EXCERPT PROVIDED:
• • • • •

R-Type Command's visual package is a mix of the stellar and lackluster. The game's small number of cinematics are well done, and the 2D artwork pays great tribute to the series' history. However, the polygonal work is sub-par, and it would have been nice to see the developers take an all-2D approach. Audio is another area the where the game falters. Aside from the aforementioned lack of voice in the voice logs, the music in the game feels uninspired. It all has a very synthesizer, spacey feel that isn't very catchy or memorable.
The game features bonus content that unlocks after missions. Most of this is in the visual arena and only for die-hard R-Type fans. You can view the game's cinematics again and browse plenty of artwork, but that's about it. What could potentially hold player attention longer is the game's multiplayer. However, this mode is Ad Hoc and requires two PSPs. Since only one copy of the game was available at the time of review, this mode was not tested.

• • • • •

ITEMS:
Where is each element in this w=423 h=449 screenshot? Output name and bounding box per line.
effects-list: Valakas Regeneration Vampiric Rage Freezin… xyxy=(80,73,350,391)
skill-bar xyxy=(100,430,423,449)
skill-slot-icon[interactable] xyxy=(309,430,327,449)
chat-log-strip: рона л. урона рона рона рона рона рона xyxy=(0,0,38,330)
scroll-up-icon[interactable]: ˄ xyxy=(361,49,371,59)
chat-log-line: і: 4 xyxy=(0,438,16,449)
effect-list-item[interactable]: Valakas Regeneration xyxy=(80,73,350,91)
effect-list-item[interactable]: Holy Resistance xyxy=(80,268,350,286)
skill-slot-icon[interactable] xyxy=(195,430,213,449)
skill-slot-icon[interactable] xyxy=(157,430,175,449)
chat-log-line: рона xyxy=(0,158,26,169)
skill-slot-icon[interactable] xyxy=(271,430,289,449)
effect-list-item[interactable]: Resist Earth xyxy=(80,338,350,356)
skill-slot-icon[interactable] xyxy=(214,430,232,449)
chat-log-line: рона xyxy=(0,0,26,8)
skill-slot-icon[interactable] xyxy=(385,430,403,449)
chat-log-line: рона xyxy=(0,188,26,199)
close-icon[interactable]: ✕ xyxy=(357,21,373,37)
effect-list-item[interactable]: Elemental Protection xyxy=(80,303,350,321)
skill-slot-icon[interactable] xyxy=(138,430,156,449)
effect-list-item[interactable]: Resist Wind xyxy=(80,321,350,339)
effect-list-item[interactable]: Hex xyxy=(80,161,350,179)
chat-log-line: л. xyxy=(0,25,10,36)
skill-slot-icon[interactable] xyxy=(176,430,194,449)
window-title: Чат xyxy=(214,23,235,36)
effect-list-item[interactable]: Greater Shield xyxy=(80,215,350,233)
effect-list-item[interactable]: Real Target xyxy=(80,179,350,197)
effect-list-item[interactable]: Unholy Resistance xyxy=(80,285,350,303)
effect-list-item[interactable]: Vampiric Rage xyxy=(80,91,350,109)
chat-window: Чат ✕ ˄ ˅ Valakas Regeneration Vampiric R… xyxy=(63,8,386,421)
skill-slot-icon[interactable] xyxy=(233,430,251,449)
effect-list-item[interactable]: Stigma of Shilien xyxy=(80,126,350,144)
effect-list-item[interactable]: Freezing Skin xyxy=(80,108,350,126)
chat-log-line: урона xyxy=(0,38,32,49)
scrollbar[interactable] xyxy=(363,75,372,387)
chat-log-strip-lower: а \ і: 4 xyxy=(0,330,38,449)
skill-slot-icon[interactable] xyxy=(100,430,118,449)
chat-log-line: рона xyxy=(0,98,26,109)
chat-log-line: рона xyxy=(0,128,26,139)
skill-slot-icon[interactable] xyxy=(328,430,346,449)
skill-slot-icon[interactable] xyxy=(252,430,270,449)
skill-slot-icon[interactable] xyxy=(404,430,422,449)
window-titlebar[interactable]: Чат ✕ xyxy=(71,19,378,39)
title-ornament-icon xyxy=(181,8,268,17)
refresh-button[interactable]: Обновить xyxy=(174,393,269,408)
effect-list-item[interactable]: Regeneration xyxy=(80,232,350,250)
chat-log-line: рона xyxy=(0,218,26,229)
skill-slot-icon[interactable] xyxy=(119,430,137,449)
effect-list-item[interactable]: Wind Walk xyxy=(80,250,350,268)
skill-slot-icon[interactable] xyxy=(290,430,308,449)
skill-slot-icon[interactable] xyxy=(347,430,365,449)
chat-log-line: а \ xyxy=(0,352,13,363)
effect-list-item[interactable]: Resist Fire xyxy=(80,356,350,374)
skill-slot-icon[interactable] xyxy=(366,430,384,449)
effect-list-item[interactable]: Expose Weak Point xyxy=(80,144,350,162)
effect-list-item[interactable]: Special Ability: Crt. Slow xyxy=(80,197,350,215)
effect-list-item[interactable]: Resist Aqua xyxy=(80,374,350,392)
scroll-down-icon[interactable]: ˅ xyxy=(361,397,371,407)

• • • • •

WHAT IS ASKED:
• a. Could you restate the stretch of the R-Type Command review from "The game features" through "was not tested.", substituting "handheld systems" for "PSPs"?
• b. Can you resume the R-Type Command review after its last sentence?

ANSWERS BELOW:
• a.
The game features bonus content that unlocks after missions. Most of this is in the visual arena and only for die-hard R-Type fans. You can view the game's cinematics again and browse plenty of artwork, but that's about it. What could potentially hold player attention longer is the game's multiplayer. However, this mode is Ad Hoc and requires two handheld systems. Since only one copy of the game was available at the time of review, this mode was not tested.

• b.
It's hard to call R-Type Command a successful makeover. To fans the game may just make them more nostalgic for past R-Type games and a proper, if by-the-numbers, sequel. For hardcore turn-based strategy fans nearly every minus (the slow pacing, lengthy campaign, etc.) may actually be a plus. Irem took a risk by moving to a completely new genre, but its seems that lifting R-Type out of its original mold took away what made it distinct in the first place.